= Exercise goal =
All material below is to be reproduced exactly.

= Data entries =
* start *

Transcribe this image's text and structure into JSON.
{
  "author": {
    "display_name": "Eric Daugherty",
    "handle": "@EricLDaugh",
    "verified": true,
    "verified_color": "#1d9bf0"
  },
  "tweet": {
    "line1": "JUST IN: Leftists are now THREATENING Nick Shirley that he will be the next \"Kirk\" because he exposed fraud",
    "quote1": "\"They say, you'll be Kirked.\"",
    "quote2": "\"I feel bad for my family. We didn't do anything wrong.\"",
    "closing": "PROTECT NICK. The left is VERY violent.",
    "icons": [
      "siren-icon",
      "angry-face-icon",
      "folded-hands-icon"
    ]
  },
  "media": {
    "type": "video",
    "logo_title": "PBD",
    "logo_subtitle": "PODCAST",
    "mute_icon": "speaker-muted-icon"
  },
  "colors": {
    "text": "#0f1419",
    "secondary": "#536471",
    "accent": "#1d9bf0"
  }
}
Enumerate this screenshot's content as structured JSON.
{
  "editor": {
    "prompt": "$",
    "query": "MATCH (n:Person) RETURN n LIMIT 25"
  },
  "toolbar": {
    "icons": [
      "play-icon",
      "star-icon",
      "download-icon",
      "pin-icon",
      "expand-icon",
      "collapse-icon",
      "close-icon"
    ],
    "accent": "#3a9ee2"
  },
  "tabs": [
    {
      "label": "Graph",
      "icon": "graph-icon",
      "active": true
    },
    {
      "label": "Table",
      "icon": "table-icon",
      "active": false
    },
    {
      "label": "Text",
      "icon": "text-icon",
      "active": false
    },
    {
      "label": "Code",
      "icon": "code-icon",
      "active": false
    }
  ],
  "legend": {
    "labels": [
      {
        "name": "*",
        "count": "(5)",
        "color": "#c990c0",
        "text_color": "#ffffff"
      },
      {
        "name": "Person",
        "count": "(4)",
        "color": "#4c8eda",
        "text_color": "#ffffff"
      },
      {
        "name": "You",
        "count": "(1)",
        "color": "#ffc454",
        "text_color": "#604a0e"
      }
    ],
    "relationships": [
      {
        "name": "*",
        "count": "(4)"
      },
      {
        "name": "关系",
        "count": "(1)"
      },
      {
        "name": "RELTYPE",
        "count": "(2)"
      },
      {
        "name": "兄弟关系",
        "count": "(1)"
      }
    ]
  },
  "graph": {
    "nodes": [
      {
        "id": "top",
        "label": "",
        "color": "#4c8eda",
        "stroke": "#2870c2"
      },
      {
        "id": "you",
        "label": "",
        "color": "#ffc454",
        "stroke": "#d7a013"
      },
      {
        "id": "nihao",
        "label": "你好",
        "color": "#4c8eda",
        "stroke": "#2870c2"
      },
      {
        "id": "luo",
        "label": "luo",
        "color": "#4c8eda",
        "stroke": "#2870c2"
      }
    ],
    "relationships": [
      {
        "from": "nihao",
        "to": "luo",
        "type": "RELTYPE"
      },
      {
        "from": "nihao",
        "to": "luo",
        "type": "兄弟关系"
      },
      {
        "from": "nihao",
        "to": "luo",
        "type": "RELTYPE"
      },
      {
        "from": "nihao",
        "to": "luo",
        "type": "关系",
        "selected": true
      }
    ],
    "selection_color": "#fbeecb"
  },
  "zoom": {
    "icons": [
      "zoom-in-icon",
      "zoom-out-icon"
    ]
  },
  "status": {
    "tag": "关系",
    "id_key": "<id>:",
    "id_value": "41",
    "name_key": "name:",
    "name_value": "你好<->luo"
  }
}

* end *

= Result for this exercise =
Transcribe this image's text and structure into JSON.
{
  "author": {
    "display_name": "Eric Daugherty",
    "handle": "@EricLDaugh",
    "verified": true,
    "verified_color": "#1d9bf0"
  },
  "tweet": {
    "line1": "JUST IN: Leftists are now THREATENING Nick Shirley that he will be the next \"Kirk\" because he exposed fraud",
    "quote1": "\"They say, you'll be Kirked.\"",
    "quote2": "\"I feel bad for my family. We didn't do anything wrong.\"",
    "closing": "PROTECT NICK. The left is VERY violent.",
    "icons": [
      "siren-icon",
      "angry-face-icon",
      "folded-hands-icon"
    ]
  },
  "media": {
    "type": "video",
    "logo_title": "PBD",
    "logo_subtitle": "PODCAST",
    "mute_icon": "speaker-muted-icon"
  },
  "colors": {
    "text": "#0f1419",
    "secondary": "#536471",
    "accent": "#1d9bf0"
  }
}
Enumerate this screenshot's content as structured JSON.
{
  "editor": {
    "prompt": "$",
    "query": "MATCH (n:Person) RETURN n LIMIT 25"
  },
  "toolbar": {
    "icons": [
      "play-icon",
      "star-icon",
      "download-icon",
      "pin-icon",
      "expand-icon",
      "collapse-icon",
      "close-icon"
    ],
    "accent": "#3a9ee2"
  },
  "tabs": [
    {
      "label": "Graph",
      "icon": "graph-icon",
      "active": true
    },
    {
      "label": "Table",
      "icon": "table-icon",
      "active": false
    },
    {
      "label": "Text",
      "icon": "text-icon",
      "active": false
    },
    {
      "label": "Code",
      "icon": "code-icon",
      "active": false
    }
  ],
  "legend": {
    "labels": [
      {
        "name": "*",
        "count": "(5)",
        "color": "#c990c0",
        "text_color": "#ffffff"
      },
      {
        "name": "Person",
        "count": "(4)",
        "color": "#4c8eda",
        "text_color": "#ffffff"
      },
      {
        "name": "You",
        "count": "(1)",
        "color": "#ffc454",
        "text_color": "#604a0e"
      }
    ],
    "relationships": [
      {
        "name": "*",
        "count": "(4)"
      },
      {
        "name": "关系",
        "count": "(1)"
      },
      {
        "name": "RELTYPE",
        "count": "(2)"
      },
      {
        "name": "兄弟关系",
        "count": "(1)"
      }
    ]
  },
  "graph": {
    "nodes": [
      {
        "id": "top",
        "label": "",
        "color": "#4c8eda",
        "stroke": "#2870c2"
      },
      {
        "id": "you",
        "label": "",
        "color": "#ffc454",
        "stroke": "#d7a013"
      },
      {
        "id": "nihao",
        "label": "你好",
        "color": "#4c8eda",
        "stroke": "#2870c2"
      },
      {
        "id": "luo",
        "label": "luo",
        "color": "#4c8eda",
        "stroke": "#2870c2"
      }
    ],
    "relationships": [
      {
        "from": "nihao",
        "to": "luo",
        "type": "RELTYPE"
      },
      {
        "from": "nihao",
        "to": "luo",
        "type": "兄弟关系"
      },
      {
        "from": "nihao",
        "to": "luo",
        "type": "RELTYPE"
      },
      {
        "from": "nihao",
        "to": "luo",
        "type": "关系",
        "selected": true
      }
    ],
    "selection_color": "#fbeecb"
  },
  "zoom": {
    "icons": [
      "zoom-in-icon",
      "zoom-out-icon"
    ]
  },
  "status": {
    "tag": "关系",
    "id_key": "<id>:",
    "id_value": "41",
    "name_key": "name:",
    "name_value": "你好<->luo"
  }
}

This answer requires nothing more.